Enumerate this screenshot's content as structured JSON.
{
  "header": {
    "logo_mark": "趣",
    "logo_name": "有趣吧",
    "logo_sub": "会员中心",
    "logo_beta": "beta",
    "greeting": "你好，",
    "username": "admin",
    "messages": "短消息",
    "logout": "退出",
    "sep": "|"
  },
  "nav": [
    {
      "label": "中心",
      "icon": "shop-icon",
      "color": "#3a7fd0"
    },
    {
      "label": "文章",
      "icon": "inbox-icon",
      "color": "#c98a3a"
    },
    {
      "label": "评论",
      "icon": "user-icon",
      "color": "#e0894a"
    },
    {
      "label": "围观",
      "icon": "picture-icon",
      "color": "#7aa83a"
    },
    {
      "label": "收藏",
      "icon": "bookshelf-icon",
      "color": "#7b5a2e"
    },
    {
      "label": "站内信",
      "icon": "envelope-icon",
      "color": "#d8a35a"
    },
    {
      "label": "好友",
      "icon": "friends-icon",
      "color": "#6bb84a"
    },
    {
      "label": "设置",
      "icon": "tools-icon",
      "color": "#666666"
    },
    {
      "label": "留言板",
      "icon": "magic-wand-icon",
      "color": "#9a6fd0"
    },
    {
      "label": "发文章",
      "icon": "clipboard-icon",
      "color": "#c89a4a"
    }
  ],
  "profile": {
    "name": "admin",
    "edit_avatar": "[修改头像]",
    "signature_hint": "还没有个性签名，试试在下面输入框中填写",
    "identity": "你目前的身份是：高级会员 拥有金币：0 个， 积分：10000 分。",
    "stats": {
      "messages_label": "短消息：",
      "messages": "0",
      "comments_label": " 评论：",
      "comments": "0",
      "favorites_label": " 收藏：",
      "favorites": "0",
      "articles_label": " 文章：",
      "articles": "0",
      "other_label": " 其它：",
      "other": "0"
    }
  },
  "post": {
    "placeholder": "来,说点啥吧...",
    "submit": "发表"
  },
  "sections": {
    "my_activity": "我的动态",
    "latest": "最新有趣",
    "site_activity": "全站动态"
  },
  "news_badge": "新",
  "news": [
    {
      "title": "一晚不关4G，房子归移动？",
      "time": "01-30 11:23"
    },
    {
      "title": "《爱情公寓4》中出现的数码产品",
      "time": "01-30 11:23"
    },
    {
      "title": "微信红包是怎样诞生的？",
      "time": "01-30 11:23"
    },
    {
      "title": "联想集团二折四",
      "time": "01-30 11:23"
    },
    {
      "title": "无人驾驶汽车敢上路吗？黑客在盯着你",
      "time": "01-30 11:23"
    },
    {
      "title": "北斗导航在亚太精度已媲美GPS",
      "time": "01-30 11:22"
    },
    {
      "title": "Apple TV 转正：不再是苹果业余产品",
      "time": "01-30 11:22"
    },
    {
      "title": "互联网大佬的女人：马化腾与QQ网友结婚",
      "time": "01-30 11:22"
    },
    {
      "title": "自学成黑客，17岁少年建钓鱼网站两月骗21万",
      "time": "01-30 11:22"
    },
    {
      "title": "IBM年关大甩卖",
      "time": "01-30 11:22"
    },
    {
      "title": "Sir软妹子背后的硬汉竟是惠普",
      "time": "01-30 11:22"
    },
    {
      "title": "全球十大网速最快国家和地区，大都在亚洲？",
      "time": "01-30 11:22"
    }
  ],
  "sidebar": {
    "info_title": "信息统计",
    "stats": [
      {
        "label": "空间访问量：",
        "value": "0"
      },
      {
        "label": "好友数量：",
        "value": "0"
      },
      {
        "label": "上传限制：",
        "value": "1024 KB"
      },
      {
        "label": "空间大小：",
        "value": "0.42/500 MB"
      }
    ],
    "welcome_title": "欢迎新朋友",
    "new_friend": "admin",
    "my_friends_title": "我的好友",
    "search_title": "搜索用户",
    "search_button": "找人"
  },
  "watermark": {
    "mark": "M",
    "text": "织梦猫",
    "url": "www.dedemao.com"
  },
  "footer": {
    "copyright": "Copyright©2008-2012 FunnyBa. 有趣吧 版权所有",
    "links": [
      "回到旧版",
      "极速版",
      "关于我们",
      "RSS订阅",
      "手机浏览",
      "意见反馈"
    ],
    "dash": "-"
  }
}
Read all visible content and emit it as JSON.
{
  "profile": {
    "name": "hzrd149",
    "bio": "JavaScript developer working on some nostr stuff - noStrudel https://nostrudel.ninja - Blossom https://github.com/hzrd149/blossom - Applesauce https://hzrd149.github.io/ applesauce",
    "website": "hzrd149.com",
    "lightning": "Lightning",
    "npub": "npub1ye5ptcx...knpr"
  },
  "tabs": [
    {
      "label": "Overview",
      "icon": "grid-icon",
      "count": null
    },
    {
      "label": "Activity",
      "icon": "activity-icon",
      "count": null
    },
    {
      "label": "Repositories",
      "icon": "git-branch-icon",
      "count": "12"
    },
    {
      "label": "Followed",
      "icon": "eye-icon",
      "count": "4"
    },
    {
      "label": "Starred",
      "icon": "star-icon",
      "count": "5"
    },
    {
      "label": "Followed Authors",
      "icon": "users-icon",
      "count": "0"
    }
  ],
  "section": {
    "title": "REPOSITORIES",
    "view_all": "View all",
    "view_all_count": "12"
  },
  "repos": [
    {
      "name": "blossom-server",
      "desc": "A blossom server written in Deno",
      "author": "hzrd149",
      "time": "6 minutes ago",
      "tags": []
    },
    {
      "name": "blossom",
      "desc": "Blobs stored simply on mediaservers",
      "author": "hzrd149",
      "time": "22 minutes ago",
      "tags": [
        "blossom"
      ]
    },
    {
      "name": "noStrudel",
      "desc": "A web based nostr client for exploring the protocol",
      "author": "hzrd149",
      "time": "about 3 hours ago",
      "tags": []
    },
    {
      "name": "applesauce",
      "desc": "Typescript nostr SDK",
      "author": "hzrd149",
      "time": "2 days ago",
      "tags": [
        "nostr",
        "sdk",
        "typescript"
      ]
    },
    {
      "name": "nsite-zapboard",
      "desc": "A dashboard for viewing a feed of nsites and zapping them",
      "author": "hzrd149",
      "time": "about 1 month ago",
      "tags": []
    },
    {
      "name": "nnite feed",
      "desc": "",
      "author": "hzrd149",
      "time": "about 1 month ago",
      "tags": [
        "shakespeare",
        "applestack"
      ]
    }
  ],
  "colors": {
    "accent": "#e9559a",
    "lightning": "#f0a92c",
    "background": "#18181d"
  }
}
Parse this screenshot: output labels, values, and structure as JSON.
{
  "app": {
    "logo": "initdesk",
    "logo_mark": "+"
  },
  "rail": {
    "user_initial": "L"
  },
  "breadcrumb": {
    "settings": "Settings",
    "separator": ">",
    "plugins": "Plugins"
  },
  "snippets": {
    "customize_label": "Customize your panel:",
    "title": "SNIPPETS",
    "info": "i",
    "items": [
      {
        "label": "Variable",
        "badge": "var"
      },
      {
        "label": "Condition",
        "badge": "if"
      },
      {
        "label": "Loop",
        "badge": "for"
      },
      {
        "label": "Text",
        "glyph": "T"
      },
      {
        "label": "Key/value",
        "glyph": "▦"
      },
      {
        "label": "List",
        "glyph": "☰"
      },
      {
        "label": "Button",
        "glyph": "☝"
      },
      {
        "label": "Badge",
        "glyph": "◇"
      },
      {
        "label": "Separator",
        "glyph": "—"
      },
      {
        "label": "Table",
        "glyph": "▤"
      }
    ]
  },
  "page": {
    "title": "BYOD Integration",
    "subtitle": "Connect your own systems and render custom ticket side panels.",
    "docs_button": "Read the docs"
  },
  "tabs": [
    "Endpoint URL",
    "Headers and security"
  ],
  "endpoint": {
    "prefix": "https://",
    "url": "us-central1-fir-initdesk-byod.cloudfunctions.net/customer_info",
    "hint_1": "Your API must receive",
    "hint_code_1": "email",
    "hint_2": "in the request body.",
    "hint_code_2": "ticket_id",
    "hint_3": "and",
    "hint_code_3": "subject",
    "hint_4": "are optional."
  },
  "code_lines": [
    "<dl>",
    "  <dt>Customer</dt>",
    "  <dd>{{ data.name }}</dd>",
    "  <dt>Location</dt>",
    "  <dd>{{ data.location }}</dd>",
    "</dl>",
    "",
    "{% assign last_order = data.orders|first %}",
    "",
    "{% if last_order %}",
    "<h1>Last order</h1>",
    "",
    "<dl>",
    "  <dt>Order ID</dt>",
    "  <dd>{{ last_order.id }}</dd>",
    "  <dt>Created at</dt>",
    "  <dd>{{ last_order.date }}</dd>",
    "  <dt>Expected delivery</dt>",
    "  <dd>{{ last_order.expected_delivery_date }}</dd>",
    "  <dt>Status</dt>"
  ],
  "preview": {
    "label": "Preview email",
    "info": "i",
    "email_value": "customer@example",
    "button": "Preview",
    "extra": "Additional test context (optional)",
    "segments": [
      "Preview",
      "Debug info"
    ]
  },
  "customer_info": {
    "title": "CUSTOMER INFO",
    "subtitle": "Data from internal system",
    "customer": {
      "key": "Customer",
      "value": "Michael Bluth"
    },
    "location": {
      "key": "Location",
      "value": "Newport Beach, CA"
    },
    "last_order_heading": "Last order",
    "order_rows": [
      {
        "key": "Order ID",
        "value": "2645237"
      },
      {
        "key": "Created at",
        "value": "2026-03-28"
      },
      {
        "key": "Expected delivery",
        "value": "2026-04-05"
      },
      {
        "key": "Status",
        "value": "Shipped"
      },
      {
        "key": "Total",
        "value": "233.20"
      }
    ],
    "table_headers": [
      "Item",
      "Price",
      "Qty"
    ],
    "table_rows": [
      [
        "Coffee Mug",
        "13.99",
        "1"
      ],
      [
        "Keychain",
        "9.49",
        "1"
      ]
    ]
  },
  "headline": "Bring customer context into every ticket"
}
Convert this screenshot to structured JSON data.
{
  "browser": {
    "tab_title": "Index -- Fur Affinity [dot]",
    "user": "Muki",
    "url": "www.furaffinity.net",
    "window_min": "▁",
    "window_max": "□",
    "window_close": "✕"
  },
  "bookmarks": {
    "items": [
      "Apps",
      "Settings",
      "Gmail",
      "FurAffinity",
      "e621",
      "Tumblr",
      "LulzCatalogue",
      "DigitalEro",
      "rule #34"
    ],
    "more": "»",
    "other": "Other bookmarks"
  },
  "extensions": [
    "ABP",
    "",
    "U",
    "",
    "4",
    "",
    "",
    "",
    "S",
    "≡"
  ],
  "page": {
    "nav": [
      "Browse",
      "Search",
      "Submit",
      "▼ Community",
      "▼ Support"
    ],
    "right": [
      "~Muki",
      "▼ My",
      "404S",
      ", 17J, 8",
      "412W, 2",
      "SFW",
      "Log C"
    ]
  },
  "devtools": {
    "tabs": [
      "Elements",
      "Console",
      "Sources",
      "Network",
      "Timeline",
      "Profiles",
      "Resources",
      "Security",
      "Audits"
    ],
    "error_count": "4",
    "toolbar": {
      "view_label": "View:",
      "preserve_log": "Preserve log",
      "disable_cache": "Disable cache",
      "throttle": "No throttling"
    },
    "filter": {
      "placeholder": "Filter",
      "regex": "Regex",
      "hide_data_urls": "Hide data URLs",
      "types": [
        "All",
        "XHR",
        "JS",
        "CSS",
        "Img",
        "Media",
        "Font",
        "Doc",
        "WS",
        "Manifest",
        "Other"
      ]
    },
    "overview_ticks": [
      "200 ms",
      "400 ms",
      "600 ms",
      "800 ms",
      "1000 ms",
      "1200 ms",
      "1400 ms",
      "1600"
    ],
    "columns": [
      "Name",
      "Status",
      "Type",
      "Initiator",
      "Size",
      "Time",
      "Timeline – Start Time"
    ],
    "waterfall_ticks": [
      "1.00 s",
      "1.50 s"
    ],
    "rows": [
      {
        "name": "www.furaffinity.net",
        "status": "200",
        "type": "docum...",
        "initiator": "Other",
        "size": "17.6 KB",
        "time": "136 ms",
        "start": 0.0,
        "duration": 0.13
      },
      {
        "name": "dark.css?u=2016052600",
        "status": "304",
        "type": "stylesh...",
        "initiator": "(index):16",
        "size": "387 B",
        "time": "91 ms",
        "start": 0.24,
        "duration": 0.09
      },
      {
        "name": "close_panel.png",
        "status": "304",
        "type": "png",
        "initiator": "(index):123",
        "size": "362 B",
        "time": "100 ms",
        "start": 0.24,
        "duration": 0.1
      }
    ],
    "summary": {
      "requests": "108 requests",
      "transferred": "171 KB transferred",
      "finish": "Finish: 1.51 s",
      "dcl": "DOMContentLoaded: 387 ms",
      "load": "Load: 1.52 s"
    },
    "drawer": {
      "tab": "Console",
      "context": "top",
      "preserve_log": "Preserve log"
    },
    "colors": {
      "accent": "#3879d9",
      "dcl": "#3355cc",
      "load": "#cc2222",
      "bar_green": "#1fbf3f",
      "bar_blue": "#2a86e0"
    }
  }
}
--
[Given problem] Copy each line above that contains the word "lightning".

[Task result]
    "lightning": "Lightning",
    "lightning": "#f0a92c",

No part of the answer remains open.